Required work ::
Check every line of the material below for the string "heading", and return the ones that have it.

Provided records ::
····················

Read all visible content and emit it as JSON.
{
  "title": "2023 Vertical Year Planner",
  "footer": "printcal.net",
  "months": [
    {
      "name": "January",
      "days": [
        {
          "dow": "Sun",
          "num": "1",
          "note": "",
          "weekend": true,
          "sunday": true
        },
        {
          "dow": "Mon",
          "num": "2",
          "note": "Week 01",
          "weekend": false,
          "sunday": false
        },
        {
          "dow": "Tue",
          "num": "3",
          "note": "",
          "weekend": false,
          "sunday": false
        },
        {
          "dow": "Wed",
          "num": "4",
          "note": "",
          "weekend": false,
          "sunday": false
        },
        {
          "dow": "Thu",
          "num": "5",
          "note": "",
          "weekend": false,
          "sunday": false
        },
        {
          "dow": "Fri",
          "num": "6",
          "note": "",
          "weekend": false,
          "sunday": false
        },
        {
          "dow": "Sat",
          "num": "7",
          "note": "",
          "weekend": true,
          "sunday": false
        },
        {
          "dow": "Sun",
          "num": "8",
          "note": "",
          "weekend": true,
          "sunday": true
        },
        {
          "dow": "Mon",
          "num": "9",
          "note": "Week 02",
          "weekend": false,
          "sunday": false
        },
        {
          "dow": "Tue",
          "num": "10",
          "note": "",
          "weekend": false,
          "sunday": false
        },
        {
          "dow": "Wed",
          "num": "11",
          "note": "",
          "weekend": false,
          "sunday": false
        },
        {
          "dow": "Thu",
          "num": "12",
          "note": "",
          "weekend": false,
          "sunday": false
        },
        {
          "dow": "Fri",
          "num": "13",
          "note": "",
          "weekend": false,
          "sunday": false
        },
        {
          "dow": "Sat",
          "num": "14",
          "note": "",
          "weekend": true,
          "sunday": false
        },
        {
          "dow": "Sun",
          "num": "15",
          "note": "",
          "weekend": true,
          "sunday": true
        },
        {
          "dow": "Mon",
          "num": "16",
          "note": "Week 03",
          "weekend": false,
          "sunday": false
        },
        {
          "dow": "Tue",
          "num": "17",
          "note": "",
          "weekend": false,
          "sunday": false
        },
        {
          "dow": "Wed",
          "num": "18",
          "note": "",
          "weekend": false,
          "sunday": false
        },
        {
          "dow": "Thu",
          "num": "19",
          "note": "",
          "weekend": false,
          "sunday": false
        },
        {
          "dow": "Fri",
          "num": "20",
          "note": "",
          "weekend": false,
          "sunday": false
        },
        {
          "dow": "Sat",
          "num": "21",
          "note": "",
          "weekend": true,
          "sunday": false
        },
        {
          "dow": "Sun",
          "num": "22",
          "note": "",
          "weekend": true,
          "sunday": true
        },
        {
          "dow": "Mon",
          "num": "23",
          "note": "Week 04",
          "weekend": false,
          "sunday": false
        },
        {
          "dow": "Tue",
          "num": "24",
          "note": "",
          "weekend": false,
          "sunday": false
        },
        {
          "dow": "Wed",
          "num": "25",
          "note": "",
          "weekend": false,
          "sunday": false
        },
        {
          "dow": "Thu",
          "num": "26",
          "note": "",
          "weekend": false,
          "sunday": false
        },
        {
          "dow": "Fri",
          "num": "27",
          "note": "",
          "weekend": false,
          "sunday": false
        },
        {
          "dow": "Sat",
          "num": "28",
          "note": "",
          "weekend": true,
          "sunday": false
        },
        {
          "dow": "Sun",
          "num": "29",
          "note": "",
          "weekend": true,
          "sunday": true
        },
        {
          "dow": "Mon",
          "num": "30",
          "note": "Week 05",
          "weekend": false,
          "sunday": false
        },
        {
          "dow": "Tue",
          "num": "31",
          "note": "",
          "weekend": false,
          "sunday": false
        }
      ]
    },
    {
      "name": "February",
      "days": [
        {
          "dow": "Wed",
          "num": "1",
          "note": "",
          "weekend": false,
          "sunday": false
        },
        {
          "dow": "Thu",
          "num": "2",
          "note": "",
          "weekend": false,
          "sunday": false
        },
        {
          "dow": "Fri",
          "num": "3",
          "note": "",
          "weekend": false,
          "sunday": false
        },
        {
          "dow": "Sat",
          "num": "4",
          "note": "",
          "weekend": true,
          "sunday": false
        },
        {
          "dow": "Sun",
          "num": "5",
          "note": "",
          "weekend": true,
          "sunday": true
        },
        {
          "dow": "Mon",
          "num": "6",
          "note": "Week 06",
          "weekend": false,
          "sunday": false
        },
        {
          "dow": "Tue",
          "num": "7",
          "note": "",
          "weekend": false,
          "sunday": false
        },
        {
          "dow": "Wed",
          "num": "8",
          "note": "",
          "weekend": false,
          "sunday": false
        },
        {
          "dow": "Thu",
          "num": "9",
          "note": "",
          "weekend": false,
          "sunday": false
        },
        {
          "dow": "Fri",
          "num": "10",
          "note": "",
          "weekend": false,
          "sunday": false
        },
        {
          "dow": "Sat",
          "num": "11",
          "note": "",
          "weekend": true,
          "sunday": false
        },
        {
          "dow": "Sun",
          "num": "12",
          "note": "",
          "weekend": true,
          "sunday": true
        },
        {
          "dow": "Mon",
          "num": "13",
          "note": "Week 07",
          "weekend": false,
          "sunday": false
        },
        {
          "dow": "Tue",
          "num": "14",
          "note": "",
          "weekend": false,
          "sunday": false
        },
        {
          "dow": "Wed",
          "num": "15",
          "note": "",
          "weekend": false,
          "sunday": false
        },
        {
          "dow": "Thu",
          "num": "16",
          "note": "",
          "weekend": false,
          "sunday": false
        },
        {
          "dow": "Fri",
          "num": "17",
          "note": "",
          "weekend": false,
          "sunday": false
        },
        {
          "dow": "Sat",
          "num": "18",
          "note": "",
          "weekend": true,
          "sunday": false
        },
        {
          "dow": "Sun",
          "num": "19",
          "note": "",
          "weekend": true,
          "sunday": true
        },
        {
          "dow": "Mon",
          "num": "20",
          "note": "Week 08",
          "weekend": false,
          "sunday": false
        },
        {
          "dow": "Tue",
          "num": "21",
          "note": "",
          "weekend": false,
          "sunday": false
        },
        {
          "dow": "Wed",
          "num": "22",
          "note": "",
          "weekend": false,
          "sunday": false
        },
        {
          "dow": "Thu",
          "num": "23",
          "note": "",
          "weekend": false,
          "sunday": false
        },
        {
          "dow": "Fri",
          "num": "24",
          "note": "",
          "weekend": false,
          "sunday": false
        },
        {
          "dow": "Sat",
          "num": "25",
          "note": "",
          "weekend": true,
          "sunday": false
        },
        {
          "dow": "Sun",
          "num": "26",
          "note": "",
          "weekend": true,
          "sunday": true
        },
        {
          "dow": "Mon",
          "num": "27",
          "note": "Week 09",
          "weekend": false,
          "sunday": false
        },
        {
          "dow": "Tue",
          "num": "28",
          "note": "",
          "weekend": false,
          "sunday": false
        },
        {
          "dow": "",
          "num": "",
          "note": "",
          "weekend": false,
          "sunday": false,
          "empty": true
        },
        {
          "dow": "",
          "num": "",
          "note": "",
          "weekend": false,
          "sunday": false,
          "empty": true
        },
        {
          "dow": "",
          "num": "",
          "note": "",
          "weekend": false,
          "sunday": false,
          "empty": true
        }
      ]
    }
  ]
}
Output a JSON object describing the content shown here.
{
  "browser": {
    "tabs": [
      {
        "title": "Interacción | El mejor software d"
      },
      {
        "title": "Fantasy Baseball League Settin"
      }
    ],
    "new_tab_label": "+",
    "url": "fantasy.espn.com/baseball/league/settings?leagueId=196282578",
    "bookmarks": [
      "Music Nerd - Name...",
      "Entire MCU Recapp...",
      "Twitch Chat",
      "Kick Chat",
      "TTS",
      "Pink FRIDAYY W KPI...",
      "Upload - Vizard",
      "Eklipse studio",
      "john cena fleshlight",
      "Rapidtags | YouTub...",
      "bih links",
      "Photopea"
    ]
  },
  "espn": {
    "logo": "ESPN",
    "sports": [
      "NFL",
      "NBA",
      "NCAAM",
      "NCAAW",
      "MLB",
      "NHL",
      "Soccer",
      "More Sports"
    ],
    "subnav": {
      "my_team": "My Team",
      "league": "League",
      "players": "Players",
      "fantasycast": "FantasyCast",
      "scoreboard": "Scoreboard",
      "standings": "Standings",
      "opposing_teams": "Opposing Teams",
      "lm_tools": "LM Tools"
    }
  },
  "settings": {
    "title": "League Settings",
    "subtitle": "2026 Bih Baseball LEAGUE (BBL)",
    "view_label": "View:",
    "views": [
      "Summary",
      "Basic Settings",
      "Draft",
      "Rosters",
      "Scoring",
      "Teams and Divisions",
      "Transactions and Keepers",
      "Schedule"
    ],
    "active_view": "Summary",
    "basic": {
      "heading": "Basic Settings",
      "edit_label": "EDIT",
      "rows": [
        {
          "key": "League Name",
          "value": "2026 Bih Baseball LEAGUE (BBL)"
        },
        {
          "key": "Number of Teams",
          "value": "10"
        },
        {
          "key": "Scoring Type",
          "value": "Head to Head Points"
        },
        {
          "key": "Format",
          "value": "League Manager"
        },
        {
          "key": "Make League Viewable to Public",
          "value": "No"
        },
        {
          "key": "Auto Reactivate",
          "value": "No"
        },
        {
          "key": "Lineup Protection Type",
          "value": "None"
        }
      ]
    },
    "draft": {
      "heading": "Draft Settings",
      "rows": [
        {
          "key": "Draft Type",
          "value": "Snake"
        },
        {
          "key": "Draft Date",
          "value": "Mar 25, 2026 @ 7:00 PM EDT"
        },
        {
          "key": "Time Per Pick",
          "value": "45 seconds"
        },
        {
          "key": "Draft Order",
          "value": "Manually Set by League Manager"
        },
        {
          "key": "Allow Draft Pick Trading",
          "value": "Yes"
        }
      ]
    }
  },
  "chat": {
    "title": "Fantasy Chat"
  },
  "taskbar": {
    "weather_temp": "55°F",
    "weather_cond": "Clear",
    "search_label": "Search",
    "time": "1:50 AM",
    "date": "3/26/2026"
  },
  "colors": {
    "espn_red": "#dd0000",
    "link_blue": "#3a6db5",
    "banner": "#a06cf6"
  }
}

····················

Solved exercise ::
      "heading": "Basic Settings",
      "heading": "Draft Settings",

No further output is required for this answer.